--- start of Data for the task ---

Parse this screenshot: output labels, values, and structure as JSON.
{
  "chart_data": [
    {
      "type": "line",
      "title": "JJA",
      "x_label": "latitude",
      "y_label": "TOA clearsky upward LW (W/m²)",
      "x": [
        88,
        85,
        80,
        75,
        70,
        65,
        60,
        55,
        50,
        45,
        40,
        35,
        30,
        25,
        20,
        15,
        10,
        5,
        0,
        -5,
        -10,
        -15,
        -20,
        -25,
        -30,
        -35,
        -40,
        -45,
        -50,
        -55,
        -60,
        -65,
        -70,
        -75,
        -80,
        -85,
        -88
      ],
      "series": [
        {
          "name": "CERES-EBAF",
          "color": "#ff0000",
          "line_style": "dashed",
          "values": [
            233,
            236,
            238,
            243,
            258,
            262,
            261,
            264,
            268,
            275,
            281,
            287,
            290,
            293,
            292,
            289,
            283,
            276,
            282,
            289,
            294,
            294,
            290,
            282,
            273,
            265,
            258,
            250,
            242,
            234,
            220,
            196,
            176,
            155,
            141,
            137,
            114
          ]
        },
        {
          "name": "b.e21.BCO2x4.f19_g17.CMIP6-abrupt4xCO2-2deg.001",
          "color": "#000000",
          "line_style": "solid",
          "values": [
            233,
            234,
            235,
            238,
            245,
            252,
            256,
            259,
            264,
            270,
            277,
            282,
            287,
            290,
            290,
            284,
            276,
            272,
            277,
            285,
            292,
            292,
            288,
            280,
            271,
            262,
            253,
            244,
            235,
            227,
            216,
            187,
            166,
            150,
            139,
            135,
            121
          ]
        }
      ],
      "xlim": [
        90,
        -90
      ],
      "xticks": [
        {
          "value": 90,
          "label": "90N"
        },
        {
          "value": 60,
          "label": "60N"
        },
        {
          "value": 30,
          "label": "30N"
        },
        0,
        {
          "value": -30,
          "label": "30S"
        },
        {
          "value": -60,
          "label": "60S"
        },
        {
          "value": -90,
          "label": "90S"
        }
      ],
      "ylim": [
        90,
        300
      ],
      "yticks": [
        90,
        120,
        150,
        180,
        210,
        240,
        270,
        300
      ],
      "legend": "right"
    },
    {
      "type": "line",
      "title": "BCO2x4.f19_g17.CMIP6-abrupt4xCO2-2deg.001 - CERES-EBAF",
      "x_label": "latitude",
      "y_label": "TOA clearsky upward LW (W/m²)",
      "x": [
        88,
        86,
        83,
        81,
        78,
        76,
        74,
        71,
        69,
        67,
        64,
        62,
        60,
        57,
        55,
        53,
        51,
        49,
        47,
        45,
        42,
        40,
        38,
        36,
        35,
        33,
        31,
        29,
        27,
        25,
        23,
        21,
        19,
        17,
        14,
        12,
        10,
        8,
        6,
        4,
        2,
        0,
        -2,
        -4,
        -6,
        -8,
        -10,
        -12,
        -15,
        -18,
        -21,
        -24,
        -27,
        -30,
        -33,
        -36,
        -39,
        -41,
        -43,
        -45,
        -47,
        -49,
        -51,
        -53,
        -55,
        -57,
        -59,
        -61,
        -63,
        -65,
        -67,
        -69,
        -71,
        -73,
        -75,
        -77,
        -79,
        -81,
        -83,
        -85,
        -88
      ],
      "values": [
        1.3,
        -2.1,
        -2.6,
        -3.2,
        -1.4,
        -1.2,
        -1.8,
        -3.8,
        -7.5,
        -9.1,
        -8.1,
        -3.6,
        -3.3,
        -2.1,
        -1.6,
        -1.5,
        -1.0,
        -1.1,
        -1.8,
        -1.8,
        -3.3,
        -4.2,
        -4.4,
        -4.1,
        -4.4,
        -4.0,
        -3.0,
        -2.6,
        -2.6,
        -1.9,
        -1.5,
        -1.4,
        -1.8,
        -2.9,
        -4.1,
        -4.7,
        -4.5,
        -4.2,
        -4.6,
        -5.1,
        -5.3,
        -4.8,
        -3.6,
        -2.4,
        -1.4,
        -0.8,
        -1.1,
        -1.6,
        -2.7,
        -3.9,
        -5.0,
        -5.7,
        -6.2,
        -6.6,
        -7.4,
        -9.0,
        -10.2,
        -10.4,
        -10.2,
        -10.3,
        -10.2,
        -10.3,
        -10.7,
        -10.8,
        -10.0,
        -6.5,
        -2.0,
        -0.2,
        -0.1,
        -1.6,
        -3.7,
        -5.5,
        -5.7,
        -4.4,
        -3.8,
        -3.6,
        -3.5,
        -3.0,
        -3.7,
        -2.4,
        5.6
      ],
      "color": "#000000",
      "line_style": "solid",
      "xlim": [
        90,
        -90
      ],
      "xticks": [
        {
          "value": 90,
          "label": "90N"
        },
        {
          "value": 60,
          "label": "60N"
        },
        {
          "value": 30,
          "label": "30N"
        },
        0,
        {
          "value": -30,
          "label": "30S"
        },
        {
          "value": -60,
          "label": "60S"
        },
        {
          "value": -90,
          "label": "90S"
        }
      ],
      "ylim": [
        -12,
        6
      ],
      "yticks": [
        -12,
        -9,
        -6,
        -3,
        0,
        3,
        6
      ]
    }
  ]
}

--- end of Data for the task ---
--- start of Data for the task ---

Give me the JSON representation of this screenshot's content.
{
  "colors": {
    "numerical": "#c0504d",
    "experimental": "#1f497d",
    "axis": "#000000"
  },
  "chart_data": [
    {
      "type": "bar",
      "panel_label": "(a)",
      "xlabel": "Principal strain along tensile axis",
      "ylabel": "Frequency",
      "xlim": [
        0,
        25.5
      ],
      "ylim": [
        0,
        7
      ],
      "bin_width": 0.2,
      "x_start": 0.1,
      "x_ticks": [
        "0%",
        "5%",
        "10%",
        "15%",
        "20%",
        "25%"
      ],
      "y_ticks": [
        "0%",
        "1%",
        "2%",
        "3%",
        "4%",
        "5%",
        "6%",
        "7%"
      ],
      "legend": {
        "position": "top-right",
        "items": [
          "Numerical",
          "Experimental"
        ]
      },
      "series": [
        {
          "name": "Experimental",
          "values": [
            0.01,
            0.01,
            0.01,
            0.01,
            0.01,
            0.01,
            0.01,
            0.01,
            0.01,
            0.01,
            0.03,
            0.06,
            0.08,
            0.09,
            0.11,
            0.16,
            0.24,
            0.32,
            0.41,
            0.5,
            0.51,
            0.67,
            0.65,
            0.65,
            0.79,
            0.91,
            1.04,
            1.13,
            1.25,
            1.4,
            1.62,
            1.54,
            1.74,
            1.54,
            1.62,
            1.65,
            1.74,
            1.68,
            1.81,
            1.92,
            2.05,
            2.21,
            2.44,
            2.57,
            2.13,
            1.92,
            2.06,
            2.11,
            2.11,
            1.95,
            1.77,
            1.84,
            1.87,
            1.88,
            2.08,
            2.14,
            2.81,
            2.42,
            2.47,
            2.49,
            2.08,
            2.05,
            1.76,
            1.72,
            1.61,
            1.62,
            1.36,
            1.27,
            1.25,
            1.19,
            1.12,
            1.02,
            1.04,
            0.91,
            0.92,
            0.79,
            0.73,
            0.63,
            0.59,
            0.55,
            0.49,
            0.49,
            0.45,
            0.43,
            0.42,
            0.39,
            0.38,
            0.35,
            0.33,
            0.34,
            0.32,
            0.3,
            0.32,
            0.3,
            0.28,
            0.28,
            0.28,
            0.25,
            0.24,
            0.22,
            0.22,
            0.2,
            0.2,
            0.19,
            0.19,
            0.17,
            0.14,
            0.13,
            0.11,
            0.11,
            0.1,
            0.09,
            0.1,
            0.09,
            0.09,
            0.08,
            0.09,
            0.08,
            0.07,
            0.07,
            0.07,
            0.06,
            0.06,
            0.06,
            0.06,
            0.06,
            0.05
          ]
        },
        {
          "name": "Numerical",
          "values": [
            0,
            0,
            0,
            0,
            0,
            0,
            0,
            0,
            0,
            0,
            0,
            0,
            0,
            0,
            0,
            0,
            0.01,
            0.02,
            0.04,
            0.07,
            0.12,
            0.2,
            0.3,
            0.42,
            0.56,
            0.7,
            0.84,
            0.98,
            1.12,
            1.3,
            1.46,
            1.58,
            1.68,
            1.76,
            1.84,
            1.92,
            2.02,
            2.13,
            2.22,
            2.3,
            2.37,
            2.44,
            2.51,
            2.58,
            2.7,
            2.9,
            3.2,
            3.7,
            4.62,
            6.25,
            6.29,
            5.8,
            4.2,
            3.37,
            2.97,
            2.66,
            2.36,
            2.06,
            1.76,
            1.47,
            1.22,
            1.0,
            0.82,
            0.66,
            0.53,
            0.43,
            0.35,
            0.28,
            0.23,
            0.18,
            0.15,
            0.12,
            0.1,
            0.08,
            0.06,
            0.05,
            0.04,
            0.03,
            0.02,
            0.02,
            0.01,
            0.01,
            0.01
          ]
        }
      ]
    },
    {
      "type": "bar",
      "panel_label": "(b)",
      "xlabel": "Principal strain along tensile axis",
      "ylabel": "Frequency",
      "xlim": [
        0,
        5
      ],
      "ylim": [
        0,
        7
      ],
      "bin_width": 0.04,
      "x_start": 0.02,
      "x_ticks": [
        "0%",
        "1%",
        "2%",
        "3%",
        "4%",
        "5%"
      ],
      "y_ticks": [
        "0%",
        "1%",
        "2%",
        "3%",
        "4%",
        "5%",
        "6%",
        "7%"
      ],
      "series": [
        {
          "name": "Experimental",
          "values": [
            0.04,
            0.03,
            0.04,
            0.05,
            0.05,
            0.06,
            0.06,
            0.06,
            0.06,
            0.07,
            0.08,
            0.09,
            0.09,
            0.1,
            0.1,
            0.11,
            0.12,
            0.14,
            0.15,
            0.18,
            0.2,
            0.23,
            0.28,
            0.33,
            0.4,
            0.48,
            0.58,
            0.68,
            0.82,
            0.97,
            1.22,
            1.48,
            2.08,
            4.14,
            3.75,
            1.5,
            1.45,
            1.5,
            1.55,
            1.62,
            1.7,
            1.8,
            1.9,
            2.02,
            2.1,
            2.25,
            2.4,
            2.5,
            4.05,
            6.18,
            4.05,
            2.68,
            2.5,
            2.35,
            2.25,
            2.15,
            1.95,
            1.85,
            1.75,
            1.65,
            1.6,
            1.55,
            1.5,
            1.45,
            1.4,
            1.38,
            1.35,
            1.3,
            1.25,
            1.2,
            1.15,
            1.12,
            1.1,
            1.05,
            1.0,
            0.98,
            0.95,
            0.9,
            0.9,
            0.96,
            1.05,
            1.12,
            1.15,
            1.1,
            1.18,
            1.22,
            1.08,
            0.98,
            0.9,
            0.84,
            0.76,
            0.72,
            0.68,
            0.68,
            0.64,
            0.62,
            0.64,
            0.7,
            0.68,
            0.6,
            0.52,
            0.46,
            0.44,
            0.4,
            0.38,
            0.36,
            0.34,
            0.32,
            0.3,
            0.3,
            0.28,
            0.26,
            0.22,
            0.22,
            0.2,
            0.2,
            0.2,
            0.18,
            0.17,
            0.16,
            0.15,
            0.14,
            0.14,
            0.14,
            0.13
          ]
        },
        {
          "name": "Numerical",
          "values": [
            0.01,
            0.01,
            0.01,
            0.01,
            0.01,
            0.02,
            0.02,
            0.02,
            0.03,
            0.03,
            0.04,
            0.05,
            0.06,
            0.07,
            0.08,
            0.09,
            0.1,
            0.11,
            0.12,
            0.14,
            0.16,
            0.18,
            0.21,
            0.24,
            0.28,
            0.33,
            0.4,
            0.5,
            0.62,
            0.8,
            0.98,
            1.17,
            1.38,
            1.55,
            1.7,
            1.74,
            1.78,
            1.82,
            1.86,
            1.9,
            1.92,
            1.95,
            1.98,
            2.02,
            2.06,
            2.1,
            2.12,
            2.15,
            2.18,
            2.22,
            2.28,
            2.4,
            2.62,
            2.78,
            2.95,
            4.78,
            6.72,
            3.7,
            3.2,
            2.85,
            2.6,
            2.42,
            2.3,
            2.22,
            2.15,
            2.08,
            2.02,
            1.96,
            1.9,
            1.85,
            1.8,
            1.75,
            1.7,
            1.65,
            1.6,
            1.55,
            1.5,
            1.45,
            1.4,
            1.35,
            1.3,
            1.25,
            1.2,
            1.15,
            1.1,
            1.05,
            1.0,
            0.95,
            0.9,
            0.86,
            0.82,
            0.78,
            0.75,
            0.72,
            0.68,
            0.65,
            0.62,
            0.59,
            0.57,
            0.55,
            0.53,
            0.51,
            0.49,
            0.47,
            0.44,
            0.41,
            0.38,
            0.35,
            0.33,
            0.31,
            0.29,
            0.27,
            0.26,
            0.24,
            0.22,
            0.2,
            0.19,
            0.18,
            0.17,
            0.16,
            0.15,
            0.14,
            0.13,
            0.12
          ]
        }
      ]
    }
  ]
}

--- end of Data for the task ---

» Stated problem
Search the entries for the word "title" and copy every line that has it.

» Problem solution
      "title": "JJA",
      "title": "BCO2x4.f19_g17.CMIP6-abrupt4xCO2-2deg.001 - CERES-EBAF",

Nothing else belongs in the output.